#### WORK INSTRUCTIONS:
Would you repeat the listing exactly but omit every picture?

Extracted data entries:
+ + + + + + +

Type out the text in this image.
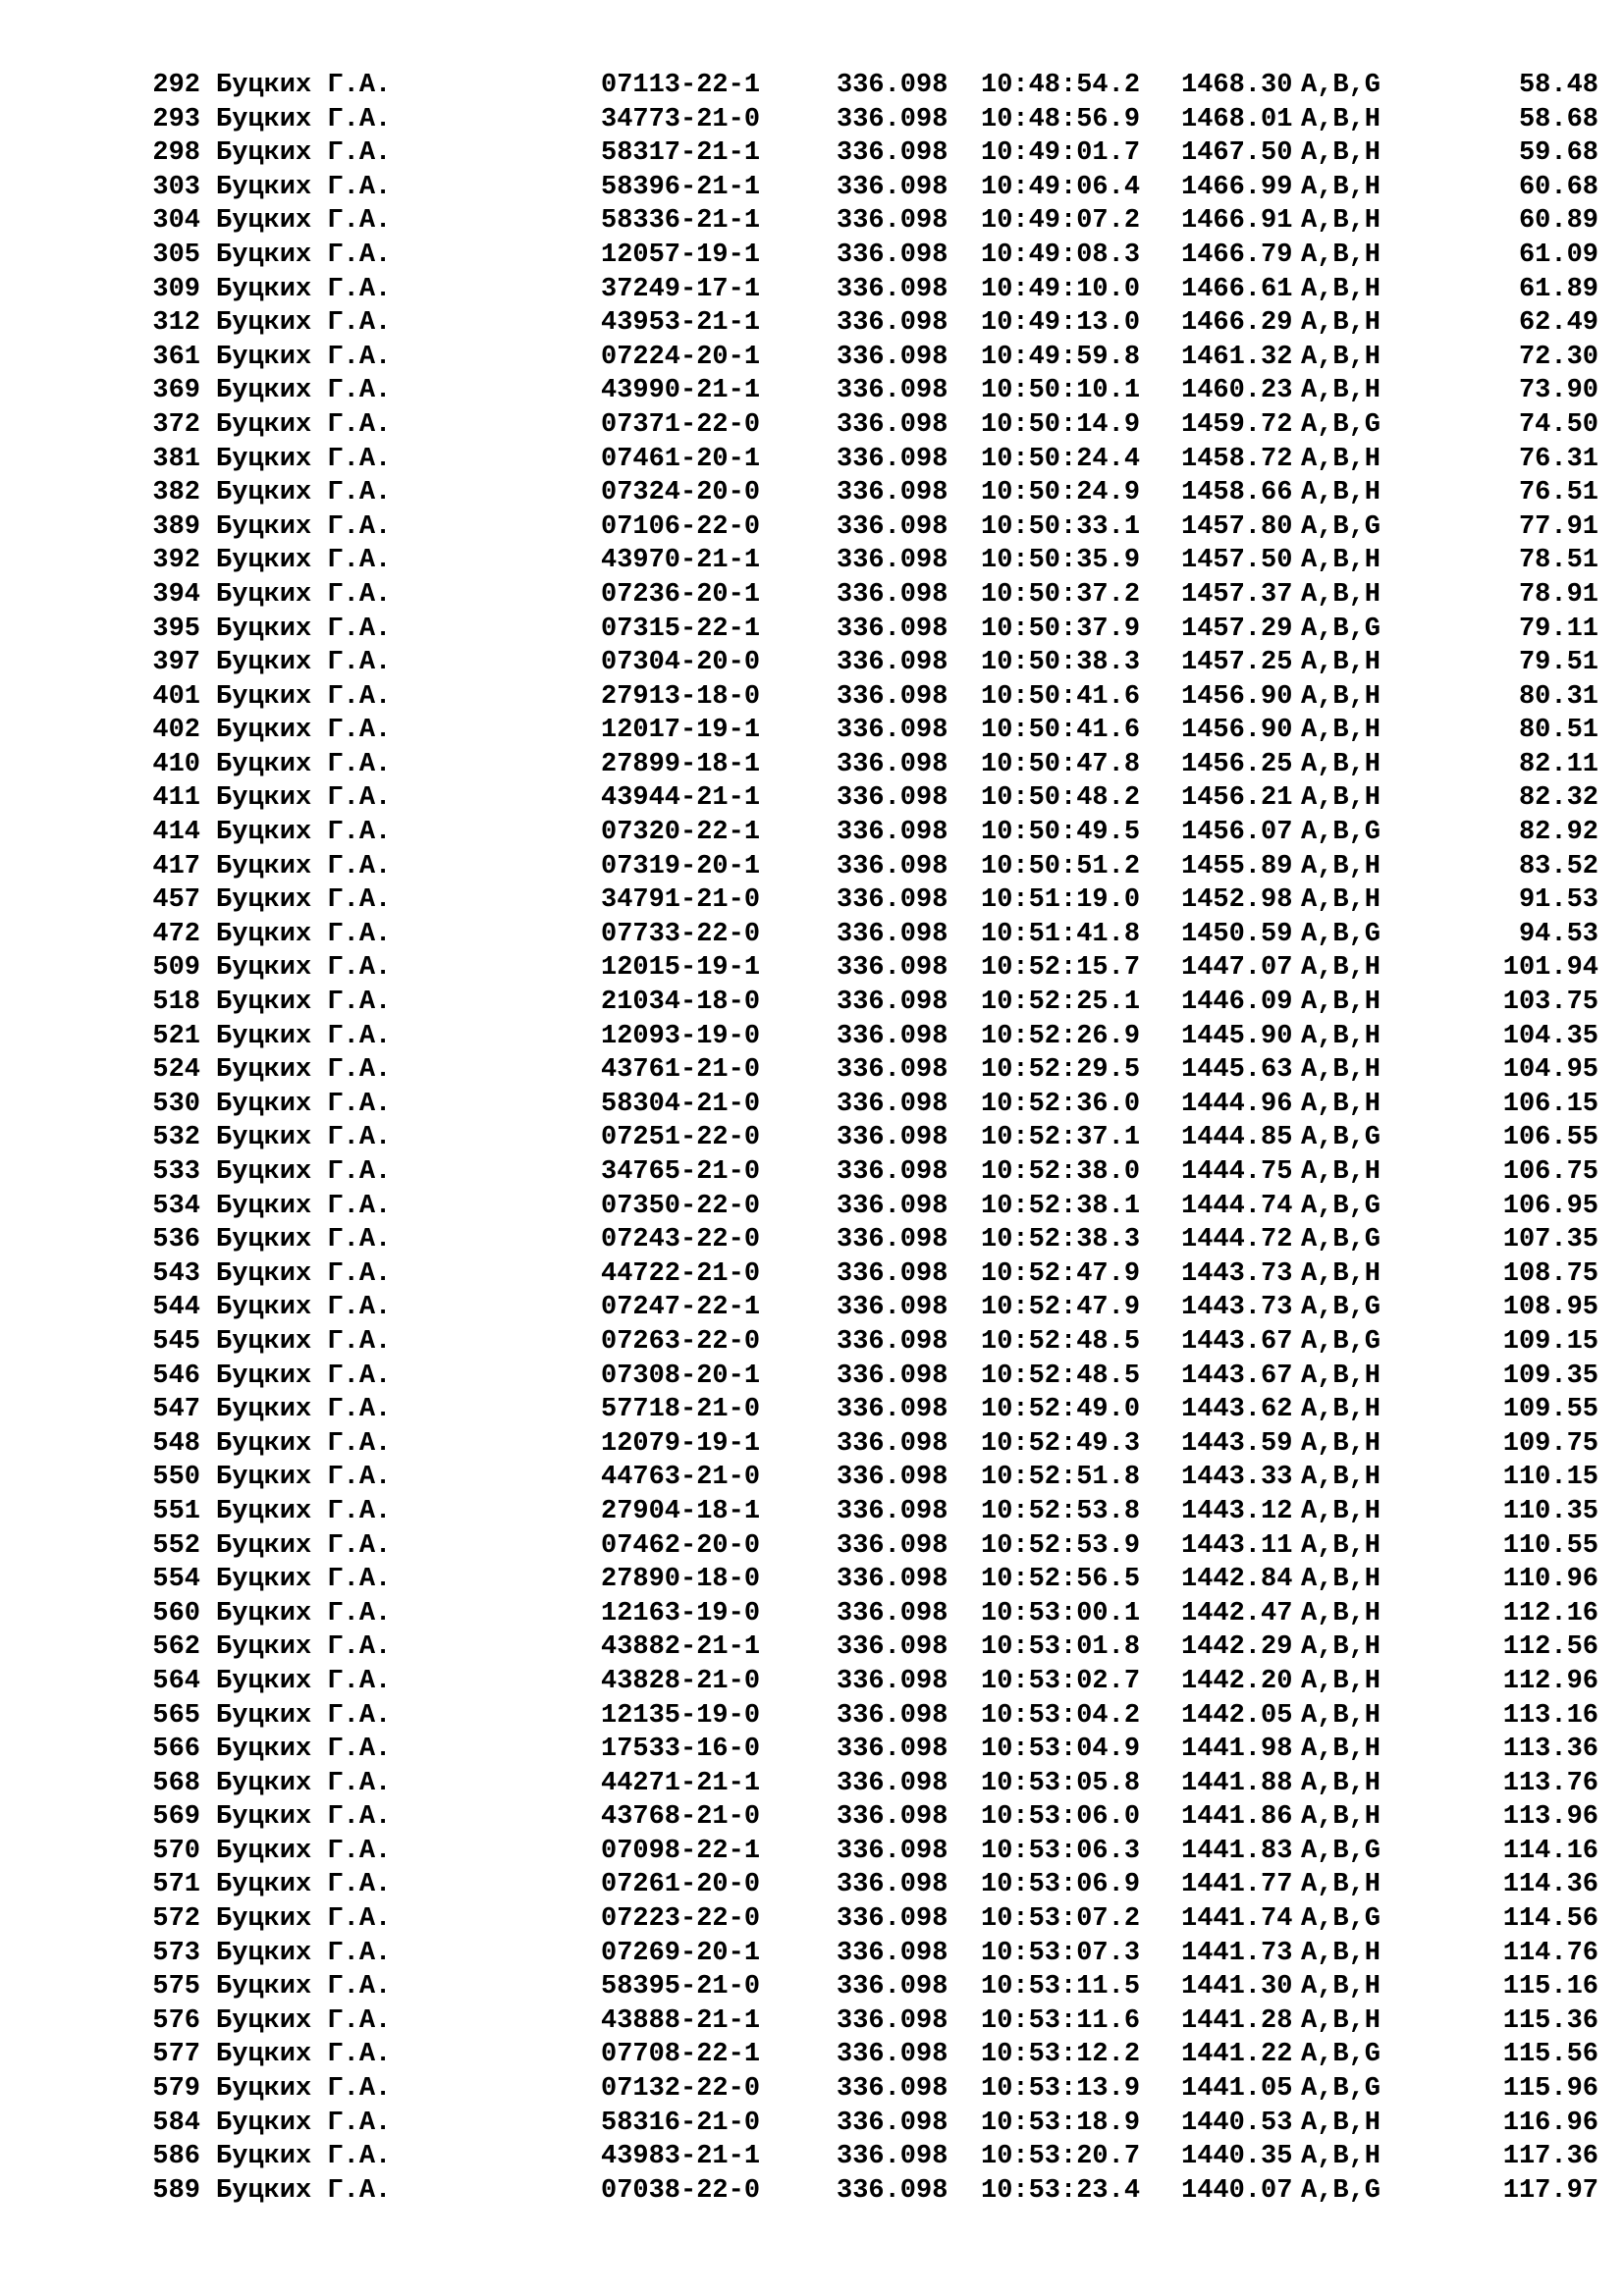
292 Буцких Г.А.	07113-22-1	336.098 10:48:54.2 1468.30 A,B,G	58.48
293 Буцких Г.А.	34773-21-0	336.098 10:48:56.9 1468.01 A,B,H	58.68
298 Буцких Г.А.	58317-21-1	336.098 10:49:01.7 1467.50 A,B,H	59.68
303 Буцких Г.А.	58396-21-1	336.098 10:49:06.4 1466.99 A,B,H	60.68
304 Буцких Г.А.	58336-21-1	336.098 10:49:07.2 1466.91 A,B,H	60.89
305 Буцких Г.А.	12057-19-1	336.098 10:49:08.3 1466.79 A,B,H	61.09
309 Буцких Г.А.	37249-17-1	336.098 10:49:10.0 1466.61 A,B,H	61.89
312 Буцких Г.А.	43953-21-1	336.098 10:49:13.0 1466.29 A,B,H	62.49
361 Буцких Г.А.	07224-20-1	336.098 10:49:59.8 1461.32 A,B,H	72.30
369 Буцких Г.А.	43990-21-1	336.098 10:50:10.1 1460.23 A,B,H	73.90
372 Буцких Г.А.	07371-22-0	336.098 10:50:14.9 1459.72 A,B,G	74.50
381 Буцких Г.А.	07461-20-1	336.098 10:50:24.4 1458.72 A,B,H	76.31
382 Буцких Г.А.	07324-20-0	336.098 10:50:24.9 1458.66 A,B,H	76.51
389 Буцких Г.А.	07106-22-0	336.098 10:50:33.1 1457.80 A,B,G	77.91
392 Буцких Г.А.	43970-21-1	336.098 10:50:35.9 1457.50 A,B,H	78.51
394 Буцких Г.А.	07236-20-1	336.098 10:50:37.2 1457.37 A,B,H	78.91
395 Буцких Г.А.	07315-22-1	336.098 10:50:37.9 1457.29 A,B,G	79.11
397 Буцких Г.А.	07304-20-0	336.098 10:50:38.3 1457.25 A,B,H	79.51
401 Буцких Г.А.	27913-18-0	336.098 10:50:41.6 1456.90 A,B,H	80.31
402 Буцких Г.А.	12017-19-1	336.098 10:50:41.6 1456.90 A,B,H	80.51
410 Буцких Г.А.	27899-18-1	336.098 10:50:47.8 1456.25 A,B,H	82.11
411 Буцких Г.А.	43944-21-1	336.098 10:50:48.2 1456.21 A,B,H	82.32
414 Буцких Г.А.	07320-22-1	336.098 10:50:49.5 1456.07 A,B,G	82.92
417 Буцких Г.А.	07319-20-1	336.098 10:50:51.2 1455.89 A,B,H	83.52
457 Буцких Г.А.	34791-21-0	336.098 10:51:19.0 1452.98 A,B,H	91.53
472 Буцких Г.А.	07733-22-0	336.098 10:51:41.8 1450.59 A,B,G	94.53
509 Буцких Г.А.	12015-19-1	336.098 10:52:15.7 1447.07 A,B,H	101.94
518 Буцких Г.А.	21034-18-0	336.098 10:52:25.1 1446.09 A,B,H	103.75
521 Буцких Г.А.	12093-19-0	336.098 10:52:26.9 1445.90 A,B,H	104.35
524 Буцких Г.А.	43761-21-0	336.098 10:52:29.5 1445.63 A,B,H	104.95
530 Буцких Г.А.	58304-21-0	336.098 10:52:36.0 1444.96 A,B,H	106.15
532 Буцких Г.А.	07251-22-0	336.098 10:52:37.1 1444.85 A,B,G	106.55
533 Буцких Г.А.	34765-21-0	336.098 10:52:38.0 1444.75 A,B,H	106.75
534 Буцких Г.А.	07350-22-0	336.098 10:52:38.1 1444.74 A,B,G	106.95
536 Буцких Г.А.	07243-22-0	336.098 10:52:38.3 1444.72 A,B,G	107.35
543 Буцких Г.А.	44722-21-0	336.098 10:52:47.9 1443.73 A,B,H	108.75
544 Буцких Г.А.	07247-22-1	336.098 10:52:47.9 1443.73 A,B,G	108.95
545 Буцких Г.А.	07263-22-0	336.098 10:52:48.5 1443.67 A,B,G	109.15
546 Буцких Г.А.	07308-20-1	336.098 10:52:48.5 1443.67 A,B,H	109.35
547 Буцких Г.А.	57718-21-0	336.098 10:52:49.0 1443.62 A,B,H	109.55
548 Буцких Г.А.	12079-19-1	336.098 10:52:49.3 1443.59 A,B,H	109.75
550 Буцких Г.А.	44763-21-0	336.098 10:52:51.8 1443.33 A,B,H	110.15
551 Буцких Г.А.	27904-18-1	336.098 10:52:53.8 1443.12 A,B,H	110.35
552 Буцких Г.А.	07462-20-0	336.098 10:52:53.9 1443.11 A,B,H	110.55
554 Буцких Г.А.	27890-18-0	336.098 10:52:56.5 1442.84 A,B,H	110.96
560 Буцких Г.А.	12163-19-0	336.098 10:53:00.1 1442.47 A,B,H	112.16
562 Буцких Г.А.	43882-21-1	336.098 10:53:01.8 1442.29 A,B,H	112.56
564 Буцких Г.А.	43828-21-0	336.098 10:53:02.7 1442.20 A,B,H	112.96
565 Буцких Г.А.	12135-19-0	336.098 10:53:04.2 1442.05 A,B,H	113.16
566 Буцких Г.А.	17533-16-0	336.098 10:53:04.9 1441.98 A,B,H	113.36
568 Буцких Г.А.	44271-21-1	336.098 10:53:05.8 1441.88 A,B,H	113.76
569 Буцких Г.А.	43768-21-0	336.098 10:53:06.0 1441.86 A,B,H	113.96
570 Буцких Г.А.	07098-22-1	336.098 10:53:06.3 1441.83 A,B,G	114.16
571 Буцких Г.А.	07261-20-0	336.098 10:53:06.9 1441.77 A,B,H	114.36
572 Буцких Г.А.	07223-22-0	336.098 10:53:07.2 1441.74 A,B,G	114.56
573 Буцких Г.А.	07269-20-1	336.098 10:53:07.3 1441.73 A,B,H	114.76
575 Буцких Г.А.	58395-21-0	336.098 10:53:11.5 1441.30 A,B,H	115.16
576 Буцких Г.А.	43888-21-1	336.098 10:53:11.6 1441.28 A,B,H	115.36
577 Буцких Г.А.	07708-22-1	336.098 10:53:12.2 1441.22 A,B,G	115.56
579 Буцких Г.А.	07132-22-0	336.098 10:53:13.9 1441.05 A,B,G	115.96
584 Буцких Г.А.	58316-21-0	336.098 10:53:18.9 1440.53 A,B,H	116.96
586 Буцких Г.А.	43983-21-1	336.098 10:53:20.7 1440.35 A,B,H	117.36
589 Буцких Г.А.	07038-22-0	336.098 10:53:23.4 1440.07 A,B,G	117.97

+ + + + + + +

#### EXERCISE SOLUTION:
Type out the text in this image.
292 Буцких Г.А.	07113-22-1	336.098 10:48:54.2 1468.30 A,B,G	58.48
293 Буцких Г.А.	34773-21-0	336.098 10:48:56.9 1468.01 A,B,H	58.68
298 Буцких Г.А.	58317-21-1	336.098 10:49:01.7 1467.50 A,B,H	59.68
303 Буцких Г.А.	58396-21-1	336.098 10:49:06.4 1466.99 A,B,H	60.68
304 Буцких Г.А.	58336-21-1	336.098 10:49:07.2 1466.91 A,B,H	60.89
305 Буцких Г.А.	12057-19-1	336.098 10:49:08.3 1466.79 A,B,H	61.09
309 Буцких Г.А.	37249-17-1	336.098 10:49:10.0 1466.61 A,B,H	61.89
312 Буцких Г.А.	43953-21-1	336.098 10:49:13.0 1466.29 A,B,H	62.49
361 Буцких Г.А.	07224-20-1	336.098 10:49:59.8 1461.32 A,B,H	72.30
369 Буцких Г.А.	43990-21-1	336.098 10:50:10.1 1460.23 A,B,H	73.90
372 Буцких Г.А.	07371-22-0	336.098 10:50:14.9 1459.72 A,B,G	74.50
381 Буцких Г.А.	07461-20-1	336.098 10:50:24.4 1458.72 A,B,H	76.31
382 Буцких Г.А.	07324-20-0	336.098 10:50:24.9 1458.66 A,B,H	76.51
389 Буцких Г.А.	07106-22-0	336.098 10:50:33.1 1457.80 A,B,G	77.91
392 Буцких Г.А.	43970-21-1	336.098 10:50:35.9 1457.50 A,B,H	78.51
394 Буцких Г.А.	07236-20-1	336.098 10:50:37.2 1457.37 A,B,H	78.91
395 Буцких Г.А.	07315-22-1	336.098 10:50:37.9 1457.29 A,B,G	79.11
397 Буцких Г.А.	07304-20-0	336.098 10:50:38.3 1457.25 A,B,H	79.51
401 Буцких Г.А.	27913-18-0	336.098 10:50:41.6 1456.90 A,B,H	80.31
402 Буцких Г.А.	12017-19-1	336.098 10:50:41.6 1456.90 A,B,H	80.51
410 Буцких Г.А.	27899-18-1	336.098 10:50:47.8 1456.25 A,B,H	82.11
411 Буцких Г.А.	43944-21-1	336.098 10:50:48.2 1456.21 A,B,H	82.32
414 Буцких Г.А.	07320-22-1	336.098 10:50:49.5 1456.07 A,B,G	82.92
417 Буцких Г.А.	07319-20-1	336.098 10:50:51.2 1455.89 A,B,H	83.52
457 Буцких Г.А.	34791-21-0	336.098 10:51:19.0 1452.98 A,B,H	91.53
472 Буцких Г.А.	07733-22-0	336.098 10:51:41.8 1450.59 A,B,G	94.53
509 Буцких Г.А.	12015-19-1	336.098 10:52:15.7 1447.07 A,B,H	101.94
518 Буцких Г.А.	21034-18-0	336.098 10:52:25.1 1446.09 A,B,H	103.75
521 Буцких Г.А.	12093-19-0	336.098 10:52:26.9 1445.90 A,B,H	104.35
524 Буцких Г.А.	43761-21-0	336.098 10:52:29.5 1445.63 A,B,H	104.95
530 Буцких Г.А.	58304-21-0	336.098 10:52:36.0 1444.96 A,B,H	106.15
532 Буцких Г.А.	07251-22-0	336.098 10:52:37.1 1444.85 A,B,G	106.55
533 Буцких Г.А.	34765-21-0	336.098 10:52:38.0 1444.75 A,B,H	106.75
534 Буцких Г.А.	07350-22-0	336.098 10:52:38.1 1444.74 A,B,G	106.95
536 Буцких Г.А.	07243-22-0	336.098 10:52:38.3 1444.72 A,B,G	107.35
543 Буцких Г.А.	44722-21-0	336.098 10:52:47.9 1443.73 A,B,H	108.75
544 Буцких Г.А.	07247-22-1	336.098 10:52:47.9 1443.73 A,B,G	108.95
545 Буцких Г.А.	07263-22-0	336.098 10:52:48.5 1443.67 A,B,G	109.15
546 Буцких Г.А.	07308-20-1	336.098 10:52:48.5 1443.67 A,B,H	109.35
547 Буцких Г.А.	57718-21-0	336.098 10:52:49.0 1443.62 A,B,H	109.55
548 Буцких Г.А.	12079-19-1	336.098 10:52:49.3 1443.59 A,B,H	109.75
550 Буцких Г.А.	44763-21-0	336.098 10:52:51.8 1443.33 A,B,H	110.15
551 Буцких Г.А.	27904-18-1	336.098 10:52:53.8 1443.12 A,B,H	110.35
552 Буцких Г.А.	07462-20-0	336.098 10:52:53.9 1443.11 A,B,H	110.55
554 Буцких Г.А.	27890-18-0	336.098 10:52:56.5 1442.84 A,B,H	110.96
560 Буцких Г.А.	12163-19-0	336.098 10:53:00.1 1442.47 A,B,H	112.16
562 Буцких Г.А.	43882-21-1	336.098 10:53:01.8 1442.29 A,B,H	112.56
564 Буцких Г.А.	43828-21-0	336.098 10:53:02.7 1442.20 A,B,H	112.96
565 Буцких Г.А.	12135-19-0	336.098 10:53:04.2 1442.05 A,B,H	113.16
566 Буцких Г.А.	17533-16-0	336.098 10:53:04.9 1441.98 A,B,H	113.36
568 Буцких Г.А.	44271-21-1	336.098 10:53:05.8 1441.88 A,B,H	113.76
569 Буцких Г.А.	43768-21-0	336.098 10:53:06.0 1441.86 A,B,H	113.96
570 Буцких Г.А.	07098-22-1	336.098 10:53:06.3 1441.83 A,B,G	114.16
571 Буцких Г.А.	07261-20-0	336.098 10:53:06.9 1441.77 A,B,H	114.36
572 Буцких Г.А.	07223-22-0	336.098 10:53:07.2 1441.74 A,B,G	114.56
573 Буцких Г.А.	07269-20-1	336.098 10:53:07.3 1441.73 A,B,H	114.76
575 Буцких Г.А.	58395-21-0	336.098 10:53:11.5 1441.30 A,B,H	115.16
576 Буцких Г.А.	43888-21-1	336.098 10:53:11.6 1441.28 A,B,H	115.36
577 Буцких Г.А.	07708-22-1	336.098 10:53:12.2 1441.22 A,B,G	115.56
579 Буцких Г.А.	07132-22-0	336.098 10:53:13.9 1441.05 A,B,G	115.96
584 Буцких Г.А.	58316-21-0	336.098 10:53:18.9 1440.53 A,B,H	116.96
586 Буцких Г.А.	43983-21-1	336.098 10:53:20.7 1440.35 A,B,H	117.36
589 Буцких Г.А.	07038-22-0	336.098 10:53:23.4 1440.07 A,B,G	117.97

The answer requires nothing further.